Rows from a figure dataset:

(begin)

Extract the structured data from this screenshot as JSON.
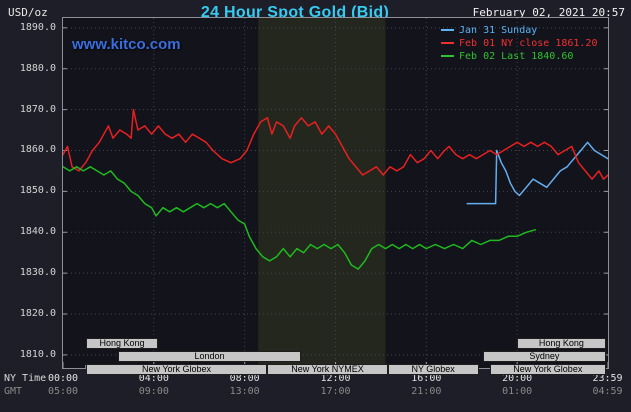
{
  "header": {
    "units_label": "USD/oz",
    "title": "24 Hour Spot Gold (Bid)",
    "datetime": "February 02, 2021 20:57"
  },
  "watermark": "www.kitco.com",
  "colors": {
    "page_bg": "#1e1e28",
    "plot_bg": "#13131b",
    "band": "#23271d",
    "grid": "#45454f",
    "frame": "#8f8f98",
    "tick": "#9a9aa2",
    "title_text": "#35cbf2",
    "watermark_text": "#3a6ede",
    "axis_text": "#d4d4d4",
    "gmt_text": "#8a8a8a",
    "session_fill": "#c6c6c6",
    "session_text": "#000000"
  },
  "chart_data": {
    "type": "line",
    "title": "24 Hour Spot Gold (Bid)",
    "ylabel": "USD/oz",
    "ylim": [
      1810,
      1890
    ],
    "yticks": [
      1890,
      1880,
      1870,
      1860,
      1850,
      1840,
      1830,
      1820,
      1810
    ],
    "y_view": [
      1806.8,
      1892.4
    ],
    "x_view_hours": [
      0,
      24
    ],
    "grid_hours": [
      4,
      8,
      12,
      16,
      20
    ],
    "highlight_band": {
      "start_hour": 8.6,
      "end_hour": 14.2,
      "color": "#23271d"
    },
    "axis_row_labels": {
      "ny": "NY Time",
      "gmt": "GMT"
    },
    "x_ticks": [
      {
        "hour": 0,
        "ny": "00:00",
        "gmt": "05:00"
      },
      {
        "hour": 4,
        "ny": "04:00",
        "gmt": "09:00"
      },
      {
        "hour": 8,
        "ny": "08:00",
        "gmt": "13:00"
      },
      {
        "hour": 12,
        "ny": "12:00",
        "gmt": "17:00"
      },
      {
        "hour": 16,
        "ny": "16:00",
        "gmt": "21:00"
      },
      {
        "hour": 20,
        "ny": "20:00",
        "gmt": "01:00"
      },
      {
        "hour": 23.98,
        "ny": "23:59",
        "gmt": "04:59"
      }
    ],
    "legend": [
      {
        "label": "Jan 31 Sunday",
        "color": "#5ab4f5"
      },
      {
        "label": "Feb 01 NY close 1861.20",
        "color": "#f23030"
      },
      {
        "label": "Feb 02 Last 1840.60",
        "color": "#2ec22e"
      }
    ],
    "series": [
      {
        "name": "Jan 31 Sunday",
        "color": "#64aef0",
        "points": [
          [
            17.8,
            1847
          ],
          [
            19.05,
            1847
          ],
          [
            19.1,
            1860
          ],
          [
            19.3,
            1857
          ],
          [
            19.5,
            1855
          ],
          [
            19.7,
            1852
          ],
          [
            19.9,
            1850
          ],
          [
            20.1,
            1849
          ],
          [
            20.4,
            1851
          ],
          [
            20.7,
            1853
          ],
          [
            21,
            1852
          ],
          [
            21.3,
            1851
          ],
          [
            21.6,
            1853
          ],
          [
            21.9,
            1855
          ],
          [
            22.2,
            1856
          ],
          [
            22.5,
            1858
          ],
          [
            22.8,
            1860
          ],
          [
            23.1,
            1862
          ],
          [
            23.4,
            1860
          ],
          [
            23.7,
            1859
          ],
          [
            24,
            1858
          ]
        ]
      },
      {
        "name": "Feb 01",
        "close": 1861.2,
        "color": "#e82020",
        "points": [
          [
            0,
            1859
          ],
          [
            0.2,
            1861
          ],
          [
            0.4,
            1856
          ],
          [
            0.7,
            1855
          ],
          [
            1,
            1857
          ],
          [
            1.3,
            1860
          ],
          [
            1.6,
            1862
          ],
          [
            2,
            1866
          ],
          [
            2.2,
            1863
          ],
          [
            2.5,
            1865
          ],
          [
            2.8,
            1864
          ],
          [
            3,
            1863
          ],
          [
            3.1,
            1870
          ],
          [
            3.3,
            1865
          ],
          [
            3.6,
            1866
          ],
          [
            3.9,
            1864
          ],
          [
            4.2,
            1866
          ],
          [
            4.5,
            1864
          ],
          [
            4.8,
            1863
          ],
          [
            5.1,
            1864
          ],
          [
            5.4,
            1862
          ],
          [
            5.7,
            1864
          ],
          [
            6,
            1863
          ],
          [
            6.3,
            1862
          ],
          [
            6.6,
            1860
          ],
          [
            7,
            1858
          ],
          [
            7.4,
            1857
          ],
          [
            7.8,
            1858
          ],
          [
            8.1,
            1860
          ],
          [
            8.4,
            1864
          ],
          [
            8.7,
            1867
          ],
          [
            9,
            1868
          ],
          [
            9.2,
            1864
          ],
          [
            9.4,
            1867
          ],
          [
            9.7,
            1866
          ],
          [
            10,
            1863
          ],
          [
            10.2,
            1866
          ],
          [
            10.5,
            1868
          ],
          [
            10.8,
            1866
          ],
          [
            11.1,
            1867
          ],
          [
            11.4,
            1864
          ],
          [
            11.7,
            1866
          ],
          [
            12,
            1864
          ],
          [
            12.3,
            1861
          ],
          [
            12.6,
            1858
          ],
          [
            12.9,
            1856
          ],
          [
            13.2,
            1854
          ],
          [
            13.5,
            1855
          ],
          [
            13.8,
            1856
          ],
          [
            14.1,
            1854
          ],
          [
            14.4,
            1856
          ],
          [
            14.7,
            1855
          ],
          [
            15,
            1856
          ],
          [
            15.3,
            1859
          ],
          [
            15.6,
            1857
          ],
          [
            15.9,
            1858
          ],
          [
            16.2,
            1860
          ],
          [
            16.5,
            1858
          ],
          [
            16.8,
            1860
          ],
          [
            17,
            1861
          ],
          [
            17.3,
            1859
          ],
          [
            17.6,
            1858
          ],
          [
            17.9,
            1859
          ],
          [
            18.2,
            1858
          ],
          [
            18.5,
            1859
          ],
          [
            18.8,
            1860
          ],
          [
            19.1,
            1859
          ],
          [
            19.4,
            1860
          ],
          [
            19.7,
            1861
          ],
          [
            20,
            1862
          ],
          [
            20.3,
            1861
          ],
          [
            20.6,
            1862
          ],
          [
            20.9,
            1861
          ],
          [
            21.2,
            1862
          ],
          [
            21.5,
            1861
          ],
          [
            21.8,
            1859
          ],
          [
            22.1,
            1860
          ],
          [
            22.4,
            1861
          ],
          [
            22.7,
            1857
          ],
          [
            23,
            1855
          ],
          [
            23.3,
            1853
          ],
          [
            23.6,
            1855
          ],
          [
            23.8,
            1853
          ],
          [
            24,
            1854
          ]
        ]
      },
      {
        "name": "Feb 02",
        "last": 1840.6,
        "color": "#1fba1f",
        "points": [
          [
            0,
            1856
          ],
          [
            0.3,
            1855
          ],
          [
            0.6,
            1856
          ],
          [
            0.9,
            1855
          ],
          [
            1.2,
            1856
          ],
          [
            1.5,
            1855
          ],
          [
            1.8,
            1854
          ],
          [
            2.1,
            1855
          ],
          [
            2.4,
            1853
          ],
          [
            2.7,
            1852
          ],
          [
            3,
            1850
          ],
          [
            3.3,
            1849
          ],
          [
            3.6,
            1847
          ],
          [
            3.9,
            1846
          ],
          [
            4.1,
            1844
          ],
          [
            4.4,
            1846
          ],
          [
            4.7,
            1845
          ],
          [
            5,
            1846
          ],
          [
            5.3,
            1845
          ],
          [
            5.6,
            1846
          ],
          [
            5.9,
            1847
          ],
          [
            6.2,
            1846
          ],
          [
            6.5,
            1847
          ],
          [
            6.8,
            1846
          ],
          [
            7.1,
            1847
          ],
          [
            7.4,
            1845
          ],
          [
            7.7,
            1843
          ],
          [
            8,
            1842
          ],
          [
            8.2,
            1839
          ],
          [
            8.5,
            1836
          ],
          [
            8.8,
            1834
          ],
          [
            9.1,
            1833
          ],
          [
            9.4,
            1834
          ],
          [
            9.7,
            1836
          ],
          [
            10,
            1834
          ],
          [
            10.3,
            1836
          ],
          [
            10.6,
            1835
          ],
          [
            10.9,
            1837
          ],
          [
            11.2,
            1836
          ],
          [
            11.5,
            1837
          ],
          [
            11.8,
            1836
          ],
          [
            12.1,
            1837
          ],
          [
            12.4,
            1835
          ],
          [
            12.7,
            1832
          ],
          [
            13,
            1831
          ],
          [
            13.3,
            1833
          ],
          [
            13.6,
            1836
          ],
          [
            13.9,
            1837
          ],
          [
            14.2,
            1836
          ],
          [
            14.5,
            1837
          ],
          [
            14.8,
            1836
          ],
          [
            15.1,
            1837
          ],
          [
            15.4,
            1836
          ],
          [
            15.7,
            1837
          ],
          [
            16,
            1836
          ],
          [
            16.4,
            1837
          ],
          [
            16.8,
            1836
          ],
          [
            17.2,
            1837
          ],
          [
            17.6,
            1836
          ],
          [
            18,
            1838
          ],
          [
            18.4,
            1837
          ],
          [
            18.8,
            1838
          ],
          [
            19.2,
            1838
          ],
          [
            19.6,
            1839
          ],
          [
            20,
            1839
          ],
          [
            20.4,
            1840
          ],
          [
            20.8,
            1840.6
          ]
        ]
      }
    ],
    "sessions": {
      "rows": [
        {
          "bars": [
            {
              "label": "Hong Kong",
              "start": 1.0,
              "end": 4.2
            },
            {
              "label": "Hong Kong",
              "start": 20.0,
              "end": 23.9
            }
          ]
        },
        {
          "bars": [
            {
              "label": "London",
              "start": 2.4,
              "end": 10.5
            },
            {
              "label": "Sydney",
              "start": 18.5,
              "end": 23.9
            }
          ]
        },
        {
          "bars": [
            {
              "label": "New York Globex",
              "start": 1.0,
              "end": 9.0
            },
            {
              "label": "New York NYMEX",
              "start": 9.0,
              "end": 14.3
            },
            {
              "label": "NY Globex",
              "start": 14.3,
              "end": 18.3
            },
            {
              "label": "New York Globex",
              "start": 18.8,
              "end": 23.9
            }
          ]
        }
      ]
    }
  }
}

(end)
(begin)

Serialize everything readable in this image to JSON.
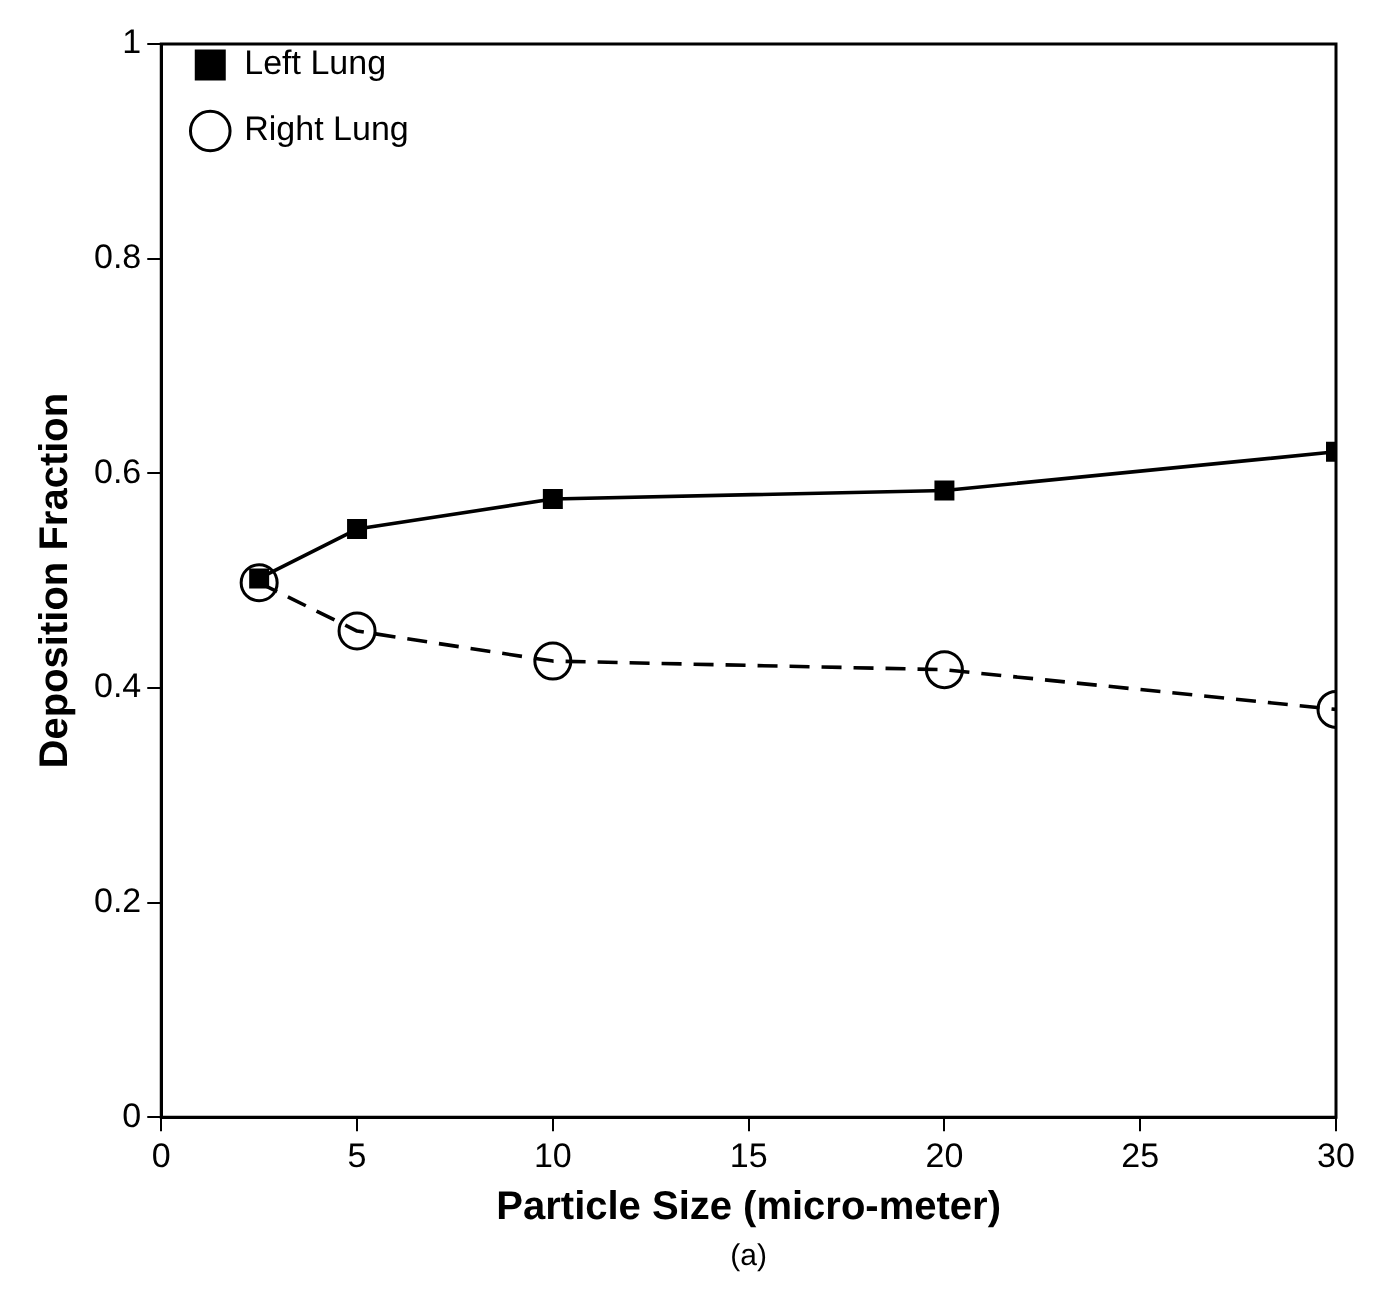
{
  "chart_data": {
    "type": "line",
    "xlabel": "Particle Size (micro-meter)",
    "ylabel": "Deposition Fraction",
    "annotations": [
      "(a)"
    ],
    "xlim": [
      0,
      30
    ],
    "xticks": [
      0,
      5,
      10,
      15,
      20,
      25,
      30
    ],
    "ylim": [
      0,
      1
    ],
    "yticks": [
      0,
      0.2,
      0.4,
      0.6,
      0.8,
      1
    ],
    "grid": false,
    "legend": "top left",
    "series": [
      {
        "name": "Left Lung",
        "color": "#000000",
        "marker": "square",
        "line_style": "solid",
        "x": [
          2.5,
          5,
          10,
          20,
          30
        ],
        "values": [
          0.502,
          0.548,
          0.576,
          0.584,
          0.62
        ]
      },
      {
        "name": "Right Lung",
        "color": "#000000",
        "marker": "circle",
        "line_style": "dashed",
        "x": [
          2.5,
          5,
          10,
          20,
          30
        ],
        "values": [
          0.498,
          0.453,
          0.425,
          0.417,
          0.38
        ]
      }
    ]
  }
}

(end)

### EXERCISE DIRECTIONS
Pick out and copy every line that contains the word "close".

### RESPONSE BELOW
        "label": "Feb 01 NY close 1861.20",
        "close": 1861.2,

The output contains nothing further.